■ Task to carry out
Reproduce verbatim every row from the line with "panel-a-bar-chart: a Adsorption" to the line with "panel-d-haadf-badge: HAADF: [76, 330, 127, 344]", both ends included, and nothing else.

■ Raw records
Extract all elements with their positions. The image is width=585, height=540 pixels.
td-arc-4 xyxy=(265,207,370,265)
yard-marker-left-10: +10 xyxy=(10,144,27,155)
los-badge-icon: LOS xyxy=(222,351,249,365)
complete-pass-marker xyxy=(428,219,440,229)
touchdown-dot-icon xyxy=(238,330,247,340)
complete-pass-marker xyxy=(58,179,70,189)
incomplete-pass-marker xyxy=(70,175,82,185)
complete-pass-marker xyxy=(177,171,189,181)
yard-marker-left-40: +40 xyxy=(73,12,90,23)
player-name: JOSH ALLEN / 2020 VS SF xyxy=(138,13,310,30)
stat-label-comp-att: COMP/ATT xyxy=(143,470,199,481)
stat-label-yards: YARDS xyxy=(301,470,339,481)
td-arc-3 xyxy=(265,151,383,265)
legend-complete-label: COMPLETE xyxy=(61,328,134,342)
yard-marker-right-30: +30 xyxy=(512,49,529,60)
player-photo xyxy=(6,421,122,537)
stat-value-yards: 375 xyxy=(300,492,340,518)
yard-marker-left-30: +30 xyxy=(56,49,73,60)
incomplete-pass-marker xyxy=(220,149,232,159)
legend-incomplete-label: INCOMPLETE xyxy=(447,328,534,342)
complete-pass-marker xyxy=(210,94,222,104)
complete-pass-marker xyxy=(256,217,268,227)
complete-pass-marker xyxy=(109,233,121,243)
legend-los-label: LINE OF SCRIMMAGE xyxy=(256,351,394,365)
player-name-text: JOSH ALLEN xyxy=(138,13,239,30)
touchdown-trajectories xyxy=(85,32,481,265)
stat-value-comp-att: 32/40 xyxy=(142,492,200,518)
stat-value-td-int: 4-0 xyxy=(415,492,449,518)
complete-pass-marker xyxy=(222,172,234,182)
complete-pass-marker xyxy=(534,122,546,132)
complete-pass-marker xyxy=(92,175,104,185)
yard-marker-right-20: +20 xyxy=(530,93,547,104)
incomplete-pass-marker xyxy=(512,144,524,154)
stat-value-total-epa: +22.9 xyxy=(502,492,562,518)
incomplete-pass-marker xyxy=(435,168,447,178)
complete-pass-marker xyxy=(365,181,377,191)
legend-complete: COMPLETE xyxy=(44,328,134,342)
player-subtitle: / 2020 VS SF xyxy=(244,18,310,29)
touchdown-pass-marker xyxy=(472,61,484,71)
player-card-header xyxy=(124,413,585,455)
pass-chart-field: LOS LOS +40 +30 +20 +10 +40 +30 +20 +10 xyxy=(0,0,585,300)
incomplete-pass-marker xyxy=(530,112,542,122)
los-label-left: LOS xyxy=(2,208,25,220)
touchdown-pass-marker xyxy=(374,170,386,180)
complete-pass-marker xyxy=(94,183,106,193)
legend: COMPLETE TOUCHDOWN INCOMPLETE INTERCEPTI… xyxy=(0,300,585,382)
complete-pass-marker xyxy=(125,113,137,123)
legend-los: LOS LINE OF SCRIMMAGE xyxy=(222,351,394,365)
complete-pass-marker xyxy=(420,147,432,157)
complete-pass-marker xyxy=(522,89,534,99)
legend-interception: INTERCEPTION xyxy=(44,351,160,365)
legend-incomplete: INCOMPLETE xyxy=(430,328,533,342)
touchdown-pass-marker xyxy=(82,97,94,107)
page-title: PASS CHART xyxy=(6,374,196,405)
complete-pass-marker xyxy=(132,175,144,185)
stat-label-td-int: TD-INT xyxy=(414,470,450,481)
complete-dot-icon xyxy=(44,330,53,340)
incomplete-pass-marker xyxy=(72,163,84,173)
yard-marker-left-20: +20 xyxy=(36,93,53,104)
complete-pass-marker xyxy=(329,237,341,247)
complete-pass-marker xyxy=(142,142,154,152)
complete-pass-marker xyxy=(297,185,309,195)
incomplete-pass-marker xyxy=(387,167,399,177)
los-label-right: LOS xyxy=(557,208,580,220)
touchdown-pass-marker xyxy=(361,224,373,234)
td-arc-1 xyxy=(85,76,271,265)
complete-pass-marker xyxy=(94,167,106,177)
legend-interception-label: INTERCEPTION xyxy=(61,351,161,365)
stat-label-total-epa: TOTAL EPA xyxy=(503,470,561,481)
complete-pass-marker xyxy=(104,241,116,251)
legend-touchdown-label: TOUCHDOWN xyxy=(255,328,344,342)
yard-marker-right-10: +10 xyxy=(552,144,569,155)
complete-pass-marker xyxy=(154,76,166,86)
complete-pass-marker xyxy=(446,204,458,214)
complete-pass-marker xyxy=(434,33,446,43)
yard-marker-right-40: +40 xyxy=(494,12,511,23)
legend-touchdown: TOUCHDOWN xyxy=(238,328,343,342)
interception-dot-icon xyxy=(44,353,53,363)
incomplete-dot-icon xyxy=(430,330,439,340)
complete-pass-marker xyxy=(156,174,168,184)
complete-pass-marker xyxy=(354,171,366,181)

...

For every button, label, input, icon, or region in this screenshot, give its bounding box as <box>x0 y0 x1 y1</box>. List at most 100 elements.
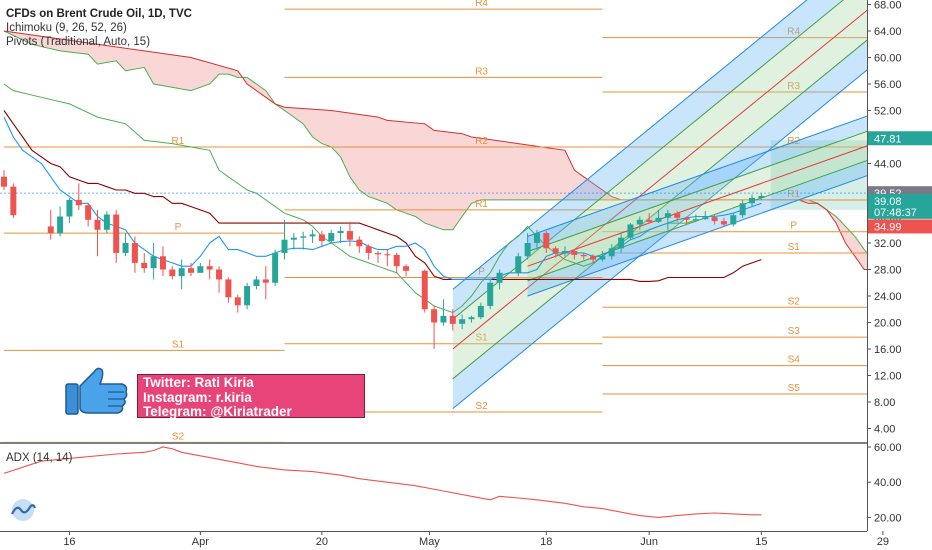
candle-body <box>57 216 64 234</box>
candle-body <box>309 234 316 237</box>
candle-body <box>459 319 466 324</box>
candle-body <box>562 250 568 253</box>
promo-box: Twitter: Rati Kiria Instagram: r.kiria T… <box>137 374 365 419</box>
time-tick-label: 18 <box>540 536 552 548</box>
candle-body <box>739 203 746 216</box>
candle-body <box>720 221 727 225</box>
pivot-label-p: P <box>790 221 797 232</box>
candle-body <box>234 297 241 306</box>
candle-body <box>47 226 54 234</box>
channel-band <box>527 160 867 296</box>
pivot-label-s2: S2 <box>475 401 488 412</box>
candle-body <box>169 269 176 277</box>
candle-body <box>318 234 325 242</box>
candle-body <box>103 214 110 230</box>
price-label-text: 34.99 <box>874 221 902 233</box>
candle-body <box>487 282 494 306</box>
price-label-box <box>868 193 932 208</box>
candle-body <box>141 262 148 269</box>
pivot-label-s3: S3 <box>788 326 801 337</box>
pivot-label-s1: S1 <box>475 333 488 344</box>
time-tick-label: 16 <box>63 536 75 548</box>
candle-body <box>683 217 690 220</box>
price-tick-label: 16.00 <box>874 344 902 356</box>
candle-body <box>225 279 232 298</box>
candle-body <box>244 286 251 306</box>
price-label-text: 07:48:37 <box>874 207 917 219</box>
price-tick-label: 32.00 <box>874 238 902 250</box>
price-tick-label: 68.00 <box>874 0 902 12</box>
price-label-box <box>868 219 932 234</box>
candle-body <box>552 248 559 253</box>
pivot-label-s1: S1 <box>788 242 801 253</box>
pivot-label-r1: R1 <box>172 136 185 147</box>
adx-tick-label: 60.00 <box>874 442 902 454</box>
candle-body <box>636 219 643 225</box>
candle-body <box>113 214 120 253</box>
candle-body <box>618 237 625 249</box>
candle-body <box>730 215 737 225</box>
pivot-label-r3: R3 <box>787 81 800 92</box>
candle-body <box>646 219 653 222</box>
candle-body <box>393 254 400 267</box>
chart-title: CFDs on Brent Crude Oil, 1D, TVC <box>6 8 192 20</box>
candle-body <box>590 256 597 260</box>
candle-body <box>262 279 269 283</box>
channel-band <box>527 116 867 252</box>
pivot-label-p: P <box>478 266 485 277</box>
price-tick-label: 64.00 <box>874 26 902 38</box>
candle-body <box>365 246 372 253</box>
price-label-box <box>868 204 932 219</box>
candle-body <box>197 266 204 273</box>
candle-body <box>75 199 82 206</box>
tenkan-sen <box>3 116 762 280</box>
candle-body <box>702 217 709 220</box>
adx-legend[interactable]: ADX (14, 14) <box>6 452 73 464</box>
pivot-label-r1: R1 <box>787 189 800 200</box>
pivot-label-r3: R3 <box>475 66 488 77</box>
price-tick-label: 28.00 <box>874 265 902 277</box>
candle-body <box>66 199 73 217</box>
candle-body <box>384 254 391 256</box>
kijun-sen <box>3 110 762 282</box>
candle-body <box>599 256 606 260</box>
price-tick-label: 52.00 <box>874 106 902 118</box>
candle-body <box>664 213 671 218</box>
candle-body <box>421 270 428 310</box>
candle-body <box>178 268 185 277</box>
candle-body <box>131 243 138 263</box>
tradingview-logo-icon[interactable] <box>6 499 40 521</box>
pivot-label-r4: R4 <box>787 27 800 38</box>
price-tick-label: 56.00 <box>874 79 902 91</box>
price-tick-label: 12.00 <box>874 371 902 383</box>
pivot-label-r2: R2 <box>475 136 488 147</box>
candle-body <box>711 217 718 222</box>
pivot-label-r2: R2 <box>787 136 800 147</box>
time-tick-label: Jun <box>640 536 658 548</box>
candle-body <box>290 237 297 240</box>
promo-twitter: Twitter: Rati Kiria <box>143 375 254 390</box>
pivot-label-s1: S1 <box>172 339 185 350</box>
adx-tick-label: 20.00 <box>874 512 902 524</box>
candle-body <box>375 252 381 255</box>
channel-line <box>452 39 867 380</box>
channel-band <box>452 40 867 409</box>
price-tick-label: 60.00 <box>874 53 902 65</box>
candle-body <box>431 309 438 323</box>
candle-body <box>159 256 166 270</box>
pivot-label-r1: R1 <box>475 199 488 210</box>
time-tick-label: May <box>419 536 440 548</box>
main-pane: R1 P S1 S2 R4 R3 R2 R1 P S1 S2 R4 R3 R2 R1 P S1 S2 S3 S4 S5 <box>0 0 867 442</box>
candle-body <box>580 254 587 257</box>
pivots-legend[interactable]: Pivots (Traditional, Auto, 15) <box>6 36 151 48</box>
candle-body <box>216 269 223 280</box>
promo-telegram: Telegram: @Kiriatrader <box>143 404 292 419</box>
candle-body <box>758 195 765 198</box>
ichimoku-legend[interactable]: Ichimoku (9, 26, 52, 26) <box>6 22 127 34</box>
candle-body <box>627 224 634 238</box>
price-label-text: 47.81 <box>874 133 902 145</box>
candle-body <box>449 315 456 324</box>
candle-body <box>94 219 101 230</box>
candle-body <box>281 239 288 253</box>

---

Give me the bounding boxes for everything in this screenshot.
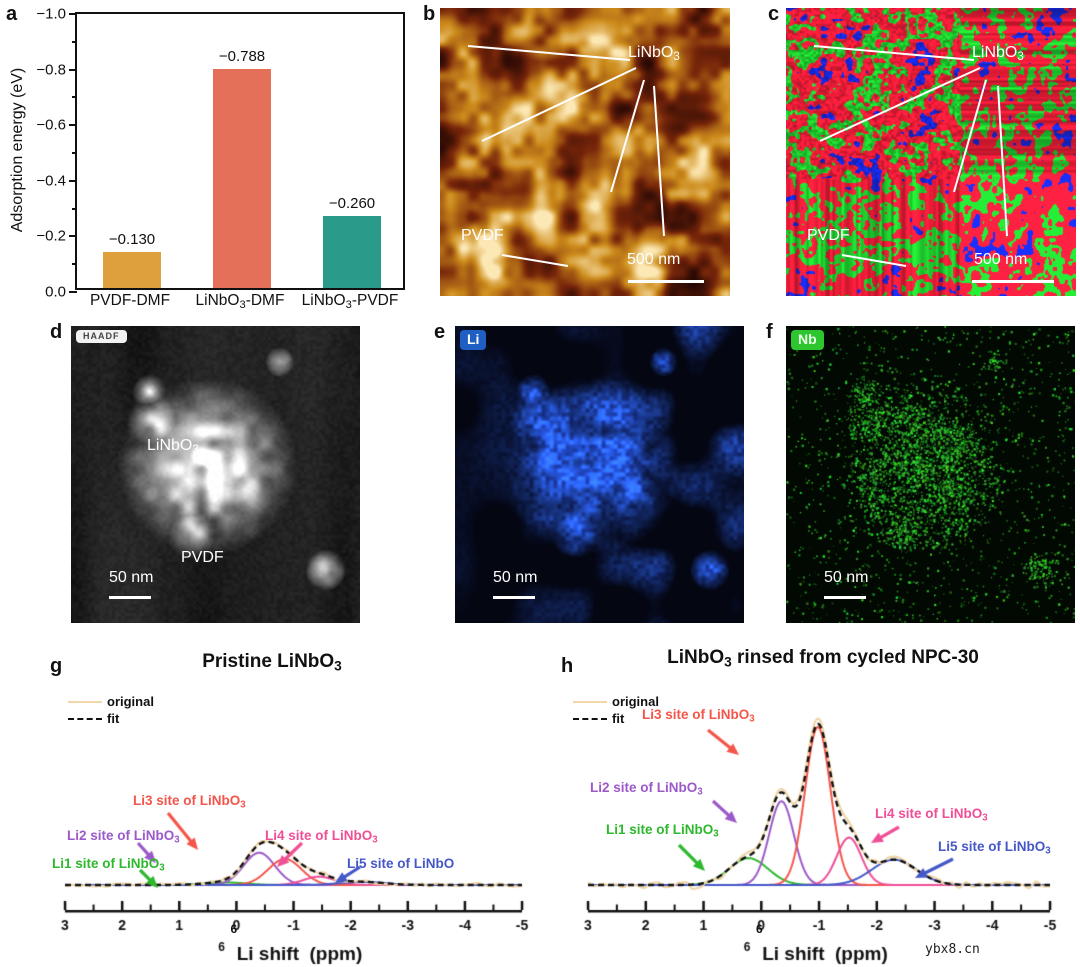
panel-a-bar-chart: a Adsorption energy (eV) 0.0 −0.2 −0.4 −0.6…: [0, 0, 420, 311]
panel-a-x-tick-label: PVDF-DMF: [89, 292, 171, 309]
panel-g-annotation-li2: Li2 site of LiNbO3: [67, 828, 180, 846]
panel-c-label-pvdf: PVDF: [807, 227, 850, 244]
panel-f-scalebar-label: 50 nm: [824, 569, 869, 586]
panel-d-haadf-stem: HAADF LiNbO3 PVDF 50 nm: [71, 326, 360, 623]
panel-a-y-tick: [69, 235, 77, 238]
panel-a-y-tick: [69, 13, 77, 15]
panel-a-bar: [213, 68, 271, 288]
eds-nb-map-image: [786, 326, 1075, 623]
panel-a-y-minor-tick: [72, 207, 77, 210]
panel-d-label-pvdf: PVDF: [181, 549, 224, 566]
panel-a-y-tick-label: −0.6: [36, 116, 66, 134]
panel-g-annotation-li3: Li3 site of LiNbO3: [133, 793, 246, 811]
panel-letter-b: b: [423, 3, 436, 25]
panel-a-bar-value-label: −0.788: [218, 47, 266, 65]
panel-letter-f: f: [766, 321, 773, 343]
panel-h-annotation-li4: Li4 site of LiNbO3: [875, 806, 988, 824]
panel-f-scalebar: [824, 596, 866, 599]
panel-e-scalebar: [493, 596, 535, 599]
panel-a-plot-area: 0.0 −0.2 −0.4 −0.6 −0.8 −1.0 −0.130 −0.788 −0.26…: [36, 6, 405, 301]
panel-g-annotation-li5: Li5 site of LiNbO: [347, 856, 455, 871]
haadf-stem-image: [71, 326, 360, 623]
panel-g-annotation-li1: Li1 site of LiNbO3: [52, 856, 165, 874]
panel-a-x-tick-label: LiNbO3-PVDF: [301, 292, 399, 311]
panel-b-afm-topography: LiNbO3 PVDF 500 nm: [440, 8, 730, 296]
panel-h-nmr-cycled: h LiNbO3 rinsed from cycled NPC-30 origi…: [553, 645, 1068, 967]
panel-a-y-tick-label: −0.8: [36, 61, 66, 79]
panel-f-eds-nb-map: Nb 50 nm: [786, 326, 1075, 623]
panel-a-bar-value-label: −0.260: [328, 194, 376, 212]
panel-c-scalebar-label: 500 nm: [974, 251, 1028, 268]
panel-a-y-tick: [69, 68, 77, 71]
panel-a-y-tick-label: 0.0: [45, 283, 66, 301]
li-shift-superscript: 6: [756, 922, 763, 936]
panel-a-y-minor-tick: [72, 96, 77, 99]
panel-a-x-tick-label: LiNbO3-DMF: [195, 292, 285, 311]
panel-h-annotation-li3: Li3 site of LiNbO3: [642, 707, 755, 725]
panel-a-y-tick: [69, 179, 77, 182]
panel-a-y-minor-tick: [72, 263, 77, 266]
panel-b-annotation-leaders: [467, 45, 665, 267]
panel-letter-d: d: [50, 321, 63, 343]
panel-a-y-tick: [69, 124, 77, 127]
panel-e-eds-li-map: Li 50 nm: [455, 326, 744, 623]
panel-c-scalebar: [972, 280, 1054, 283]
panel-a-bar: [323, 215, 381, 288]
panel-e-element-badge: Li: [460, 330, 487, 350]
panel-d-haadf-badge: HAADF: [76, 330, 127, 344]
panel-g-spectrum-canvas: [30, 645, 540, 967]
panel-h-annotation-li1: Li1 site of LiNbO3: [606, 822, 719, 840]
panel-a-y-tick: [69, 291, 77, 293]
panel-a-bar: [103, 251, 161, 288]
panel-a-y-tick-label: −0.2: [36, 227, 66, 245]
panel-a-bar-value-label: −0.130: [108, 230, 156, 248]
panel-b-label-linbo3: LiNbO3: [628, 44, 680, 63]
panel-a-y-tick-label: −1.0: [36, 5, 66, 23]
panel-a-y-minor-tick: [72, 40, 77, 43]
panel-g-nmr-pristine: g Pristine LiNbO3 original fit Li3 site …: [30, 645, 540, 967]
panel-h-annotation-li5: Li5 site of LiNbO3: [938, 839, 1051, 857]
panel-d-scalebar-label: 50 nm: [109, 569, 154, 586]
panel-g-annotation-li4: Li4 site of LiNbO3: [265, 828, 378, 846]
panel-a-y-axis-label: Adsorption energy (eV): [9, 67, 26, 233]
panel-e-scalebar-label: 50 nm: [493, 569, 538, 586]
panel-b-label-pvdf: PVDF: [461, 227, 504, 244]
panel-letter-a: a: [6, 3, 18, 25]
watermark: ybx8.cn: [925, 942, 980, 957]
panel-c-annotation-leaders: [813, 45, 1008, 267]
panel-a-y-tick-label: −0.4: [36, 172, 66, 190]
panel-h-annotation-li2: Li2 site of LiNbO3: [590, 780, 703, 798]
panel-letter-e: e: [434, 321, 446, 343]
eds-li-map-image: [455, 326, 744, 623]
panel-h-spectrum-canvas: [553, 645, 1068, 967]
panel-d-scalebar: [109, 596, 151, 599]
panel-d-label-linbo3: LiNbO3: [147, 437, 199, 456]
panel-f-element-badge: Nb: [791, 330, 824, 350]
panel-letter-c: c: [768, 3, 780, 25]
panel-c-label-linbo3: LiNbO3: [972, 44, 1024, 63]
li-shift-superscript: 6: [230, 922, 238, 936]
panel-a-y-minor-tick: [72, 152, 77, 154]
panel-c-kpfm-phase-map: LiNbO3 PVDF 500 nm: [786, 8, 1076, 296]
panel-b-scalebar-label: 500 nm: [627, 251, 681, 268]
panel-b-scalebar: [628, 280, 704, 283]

■ Complete answer
panel-a-bar-chart: a Adsorption energy (eV) 0.0 −0.2 −0.4 −0.6…: [0, 0, 420, 311]
panel-a-x-tick-label: PVDF-DMF: [89, 292, 171, 309]
panel-g-annotation-li2: Li2 site of LiNbO3: [67, 828, 180, 846]
panel-c-label-pvdf: PVDF: [807, 227, 850, 244]
panel-f-scalebar-label: 50 nm: [824, 569, 869, 586]
panel-d-haadf-stem: HAADF LiNbO3 PVDF 50 nm: [71, 326, 360, 623]
panel-a-y-tick: [69, 235, 77, 238]
panel-a-y-tick: [69, 13, 77, 15]
panel-a-bar: [213, 68, 271, 288]
eds-nb-map-image: [786, 326, 1075, 623]
panel-a-y-minor-tick: [72, 207, 77, 210]
panel-d-label-pvdf: PVDF: [181, 549, 224, 566]
panel-a-y-tick-label: −0.6: [36, 116, 66, 134]
panel-g-annotation-li3: Li3 site of LiNbO3: [133, 793, 246, 811]
panel-letter-b: b: [423, 3, 436, 25]
panel-a-bar-value-label: −0.788: [218, 47, 266, 65]
panel-letter-f: f: [766, 321, 773, 343]
panel-h-annotation-li4: Li4 site of LiNbO3: [875, 806, 988, 824]
panel-f-scalebar: [824, 596, 866, 599]
panel-e-scalebar: [493, 596, 535, 599]
panel-a-plot-area: 0.0 −0.2 −0.4 −0.6 −0.8 −1.0 −0.130 −0.788 −0.26…: [36, 6, 405, 301]
panel-g-annotation-li5: Li5 site of LiNbO: [347, 856, 455, 871]
haadf-stem-image: [71, 326, 360, 623]
panel-g-annotation-li1: Li1 site of LiNbO3: [52, 856, 165, 874]
panel-a-x-tick-label: LiNbO3-PVDF: [301, 292, 399, 311]
panel-b-afm-topography: LiNbO3 PVDF 500 nm: [440, 8, 730, 296]
panel-h-nmr-cycled: h LiNbO3 rinsed from cycled NPC-30 origi…: [553, 645, 1068, 967]
panel-a-y-tick-label: −0.8: [36, 61, 66, 79]
panel-f-eds-nb-map: Nb 50 nm: [786, 326, 1075, 623]
panel-a-bar-value-label: −0.260: [328, 194, 376, 212]
panel-c-scalebar-label: 500 nm: [974, 251, 1028, 268]
panel-a-y-tick: [69, 68, 77, 71]
panel-a-y-tick-label: 0.0: [45, 283, 66, 301]
li-shift-superscript: 6: [756, 922, 763, 936]
panel-a-y-minor-tick: [72, 96, 77, 99]
panel-a-x-tick-label: LiNbO3-DMF: [195, 292, 285, 311]
panel-h-annotation-li3: Li3 site of LiNbO3: [642, 707, 755, 725]
panel-a-y-tick: [69, 179, 77, 182]
panel-a-y-minor-tick: [72, 263, 77, 266]
panel-b-annotation-leaders: [467, 45, 665, 267]
panel-letter-d: d: [50, 321, 63, 343]
panel-a-y-tick: [69, 124, 77, 127]
panel-e-eds-li-map: Li 50 nm: [455, 326, 744, 623]
panel-c-scalebar: [972, 280, 1054, 283]
panel-a-bar: [323, 215, 381, 288]
panel-e-element-badge: Li: [460, 330, 487, 350]
panel-d-haadf-badge: HAADF: [76, 330, 127, 344]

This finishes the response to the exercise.